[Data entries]
..............................

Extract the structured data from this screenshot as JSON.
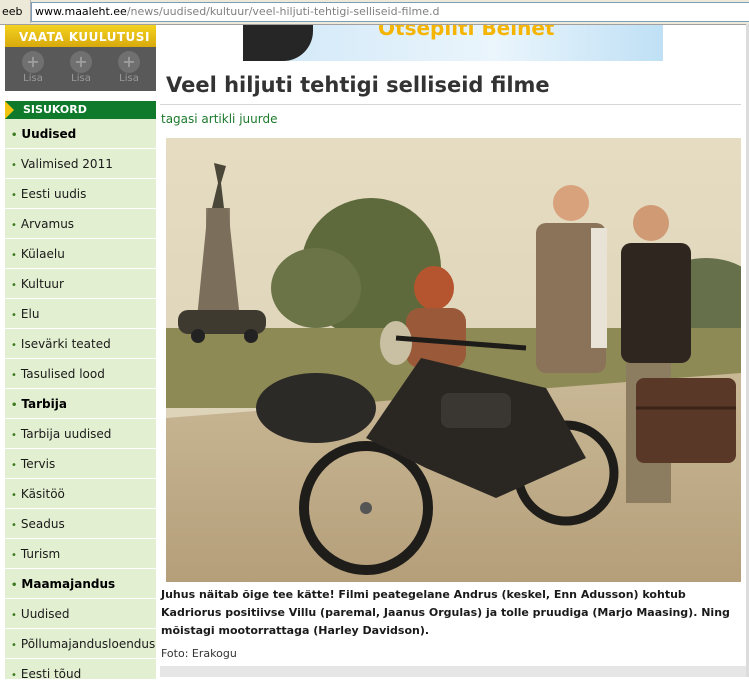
{
  "browser": {
    "address_label": "eeb",
    "url_domain": "www.maaleht.ee",
    "url_path": "/news/uudised/kultuur/veel-hiljuti-tehtigi-selliseid-filme.d"
  },
  "ad_box": {
    "title": "VAATA KUULUTUSI",
    "buttons": [
      "Lisa",
      "Lisa",
      "Lisa"
    ]
  },
  "banner": {
    "text": "Otsepilti Belnet"
  },
  "sidebar": {
    "header": "SISUKORD",
    "items": [
      {
        "label": "Uudised",
        "section": true
      },
      {
        "label": "Valimised 2011",
        "section": false
      },
      {
        "label": "Eesti uudis",
        "section": false
      },
      {
        "label": "Arvamus",
        "section": false
      },
      {
        "label": "Külaelu",
        "section": false
      },
      {
        "label": "Kultuur",
        "section": false
      },
      {
        "label": "Elu",
        "section": false
      },
      {
        "label": "Isevärki teated",
        "section": false
      },
      {
        "label": "Tasulised lood",
        "section": false
      },
      {
        "label": "Tarbija",
        "section": true
      },
      {
        "label": "Tarbija uudised",
        "section": false
      },
      {
        "label": "Tervis",
        "section": false
      },
      {
        "label": "Käsitöö",
        "section": false
      },
      {
        "label": "Seadus",
        "section": false
      },
      {
        "label": "Turism",
        "section": false
      },
      {
        "label": "Maamajandus",
        "section": true
      },
      {
        "label": "Uudised",
        "section": false
      },
      {
        "label": "Põllumajandusloendus",
        "section": false
      },
      {
        "label": "Eesti tõud",
        "section": false
      }
    ]
  },
  "article": {
    "title": "Veel hiljuti tehtigi selliseid filme",
    "back_link": "tagasi artikli juurde",
    "caption": "Juhus näitab õige tee kätte! Filmi peategelane Andrus (keskel, Enn Adusson) kohtub Kadriorus positiivse Villu (paremal, Jaanus Orgulas) ja tolle pruudiga (Marjo Maasing). Ning mõistagi mootorrattaga (Harley Davidson).",
    "photo_credit": "Foto: Erakogu"
  },
  "colors": {
    "nav_green": "#0f7a2b",
    "nav_bg": "#e3efd1",
    "accent_yellow": "#f2c40f",
    "link_green": "#1d7a2d"
  }
}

..............................

PROBLEM DETAILS:
Where a line in the material above holds "selliseid", copy that line.

RESPONSE TO THE TASK:
    "url_path": "/news/uudised/kultuur/veel-hiljuti-tehtigi-selliseid-filme.d"
    "title": "Veel hiljuti tehtigi selliseid filme",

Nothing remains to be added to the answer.